▶ _PROBLEM DETAILS_
Keep every line where the word "outcomes" appears; drop the rest.

▶ _RECORDS TO PROCESS_
════════════════════

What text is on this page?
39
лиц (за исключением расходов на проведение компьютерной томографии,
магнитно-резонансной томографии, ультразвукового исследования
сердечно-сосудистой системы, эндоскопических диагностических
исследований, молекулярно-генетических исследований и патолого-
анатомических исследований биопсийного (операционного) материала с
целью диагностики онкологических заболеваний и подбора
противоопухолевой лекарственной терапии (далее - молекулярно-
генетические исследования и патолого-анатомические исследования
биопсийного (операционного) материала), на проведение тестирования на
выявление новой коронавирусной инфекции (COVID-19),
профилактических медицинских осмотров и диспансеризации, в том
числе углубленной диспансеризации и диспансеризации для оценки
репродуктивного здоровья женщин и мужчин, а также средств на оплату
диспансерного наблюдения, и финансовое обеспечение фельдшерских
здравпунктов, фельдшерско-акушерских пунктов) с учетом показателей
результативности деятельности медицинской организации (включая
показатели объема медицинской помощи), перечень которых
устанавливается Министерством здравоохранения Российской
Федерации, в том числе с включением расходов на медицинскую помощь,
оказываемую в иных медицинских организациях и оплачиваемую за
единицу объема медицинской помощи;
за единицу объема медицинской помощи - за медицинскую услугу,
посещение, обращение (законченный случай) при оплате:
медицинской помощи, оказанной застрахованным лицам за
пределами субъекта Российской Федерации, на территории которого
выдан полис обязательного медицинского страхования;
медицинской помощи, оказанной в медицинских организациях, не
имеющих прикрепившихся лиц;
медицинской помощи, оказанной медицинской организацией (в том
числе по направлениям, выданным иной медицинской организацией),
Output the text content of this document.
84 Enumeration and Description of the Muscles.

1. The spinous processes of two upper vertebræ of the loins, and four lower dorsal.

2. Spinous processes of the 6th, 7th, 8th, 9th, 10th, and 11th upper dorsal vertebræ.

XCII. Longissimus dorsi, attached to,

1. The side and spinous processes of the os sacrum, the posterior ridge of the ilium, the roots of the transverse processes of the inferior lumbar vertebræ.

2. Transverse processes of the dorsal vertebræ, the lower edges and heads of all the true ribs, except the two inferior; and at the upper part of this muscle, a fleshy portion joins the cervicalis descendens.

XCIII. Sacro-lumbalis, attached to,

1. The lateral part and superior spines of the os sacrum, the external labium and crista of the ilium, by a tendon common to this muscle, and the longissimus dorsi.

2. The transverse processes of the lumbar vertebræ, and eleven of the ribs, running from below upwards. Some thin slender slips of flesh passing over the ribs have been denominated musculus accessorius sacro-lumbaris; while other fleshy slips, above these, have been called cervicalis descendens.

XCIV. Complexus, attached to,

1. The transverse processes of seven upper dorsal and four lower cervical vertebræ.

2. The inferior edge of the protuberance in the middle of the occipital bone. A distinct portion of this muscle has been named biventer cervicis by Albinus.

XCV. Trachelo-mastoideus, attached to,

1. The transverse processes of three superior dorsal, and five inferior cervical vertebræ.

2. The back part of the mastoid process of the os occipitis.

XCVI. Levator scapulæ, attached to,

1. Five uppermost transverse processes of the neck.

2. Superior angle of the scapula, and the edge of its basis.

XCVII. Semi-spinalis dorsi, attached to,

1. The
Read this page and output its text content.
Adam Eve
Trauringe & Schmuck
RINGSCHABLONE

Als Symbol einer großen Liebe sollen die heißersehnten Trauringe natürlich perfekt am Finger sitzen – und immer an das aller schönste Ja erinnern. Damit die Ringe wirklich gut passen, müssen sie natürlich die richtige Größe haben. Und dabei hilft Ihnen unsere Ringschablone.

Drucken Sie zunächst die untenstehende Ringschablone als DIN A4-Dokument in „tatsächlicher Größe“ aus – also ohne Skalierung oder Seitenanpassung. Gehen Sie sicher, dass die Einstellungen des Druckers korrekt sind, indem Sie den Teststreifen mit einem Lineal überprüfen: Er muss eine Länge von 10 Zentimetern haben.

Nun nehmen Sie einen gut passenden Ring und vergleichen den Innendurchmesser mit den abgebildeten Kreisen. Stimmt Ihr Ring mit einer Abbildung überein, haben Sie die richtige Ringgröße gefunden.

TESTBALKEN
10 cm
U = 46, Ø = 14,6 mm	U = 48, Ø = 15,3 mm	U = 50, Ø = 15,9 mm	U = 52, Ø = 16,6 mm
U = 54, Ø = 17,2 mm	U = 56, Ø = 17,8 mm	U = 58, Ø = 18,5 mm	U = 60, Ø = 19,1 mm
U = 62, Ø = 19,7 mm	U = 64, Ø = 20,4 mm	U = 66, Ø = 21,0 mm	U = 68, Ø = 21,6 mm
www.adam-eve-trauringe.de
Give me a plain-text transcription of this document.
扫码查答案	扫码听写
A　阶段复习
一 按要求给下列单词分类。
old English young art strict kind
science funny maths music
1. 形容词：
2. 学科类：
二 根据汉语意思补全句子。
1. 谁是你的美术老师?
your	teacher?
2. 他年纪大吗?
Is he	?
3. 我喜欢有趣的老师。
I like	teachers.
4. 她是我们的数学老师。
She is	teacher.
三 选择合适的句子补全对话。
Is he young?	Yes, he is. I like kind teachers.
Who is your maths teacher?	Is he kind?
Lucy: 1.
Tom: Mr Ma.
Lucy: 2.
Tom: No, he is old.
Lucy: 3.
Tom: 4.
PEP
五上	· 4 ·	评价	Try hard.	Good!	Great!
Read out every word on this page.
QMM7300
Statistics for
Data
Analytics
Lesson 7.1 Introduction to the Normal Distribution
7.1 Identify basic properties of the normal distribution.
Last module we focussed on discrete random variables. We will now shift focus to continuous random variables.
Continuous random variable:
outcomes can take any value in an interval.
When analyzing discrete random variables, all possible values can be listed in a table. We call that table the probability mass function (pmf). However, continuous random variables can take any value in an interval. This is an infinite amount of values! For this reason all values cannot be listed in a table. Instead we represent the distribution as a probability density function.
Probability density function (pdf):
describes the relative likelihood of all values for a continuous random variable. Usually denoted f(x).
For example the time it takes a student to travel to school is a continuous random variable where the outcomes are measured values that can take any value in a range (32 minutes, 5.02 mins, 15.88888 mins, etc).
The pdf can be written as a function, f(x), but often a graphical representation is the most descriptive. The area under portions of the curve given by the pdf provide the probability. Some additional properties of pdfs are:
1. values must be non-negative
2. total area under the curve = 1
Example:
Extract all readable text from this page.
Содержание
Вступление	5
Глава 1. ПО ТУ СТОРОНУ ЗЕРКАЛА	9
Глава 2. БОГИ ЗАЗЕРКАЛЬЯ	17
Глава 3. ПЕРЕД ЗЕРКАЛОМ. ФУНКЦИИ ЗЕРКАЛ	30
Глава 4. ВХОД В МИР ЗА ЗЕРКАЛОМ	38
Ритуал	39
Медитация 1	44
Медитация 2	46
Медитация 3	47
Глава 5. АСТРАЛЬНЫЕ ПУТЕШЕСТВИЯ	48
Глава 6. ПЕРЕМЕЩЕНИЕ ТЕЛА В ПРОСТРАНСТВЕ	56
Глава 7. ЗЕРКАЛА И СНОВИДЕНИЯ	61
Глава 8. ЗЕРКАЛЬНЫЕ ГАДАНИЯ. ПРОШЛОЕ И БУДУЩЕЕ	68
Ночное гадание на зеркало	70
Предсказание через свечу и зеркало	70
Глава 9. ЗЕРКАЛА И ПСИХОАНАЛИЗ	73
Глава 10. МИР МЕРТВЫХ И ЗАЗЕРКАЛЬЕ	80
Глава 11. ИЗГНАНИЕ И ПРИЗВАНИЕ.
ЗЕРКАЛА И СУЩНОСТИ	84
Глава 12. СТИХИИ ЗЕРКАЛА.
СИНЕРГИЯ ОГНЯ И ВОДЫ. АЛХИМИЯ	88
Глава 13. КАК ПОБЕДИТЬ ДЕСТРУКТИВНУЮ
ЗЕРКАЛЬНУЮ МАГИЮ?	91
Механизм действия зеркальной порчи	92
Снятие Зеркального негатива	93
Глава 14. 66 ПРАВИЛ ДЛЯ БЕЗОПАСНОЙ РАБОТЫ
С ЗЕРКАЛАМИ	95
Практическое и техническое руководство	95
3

════════════════════

▶ _RESPONSE_
outcomes can take any value in an interval.
For example the time it takes a student to travel to school is a continuous random variable where the outcomes are measured values that can take any value in a range (32 minutes, 5.02 mins, 15.88888 mins, etc).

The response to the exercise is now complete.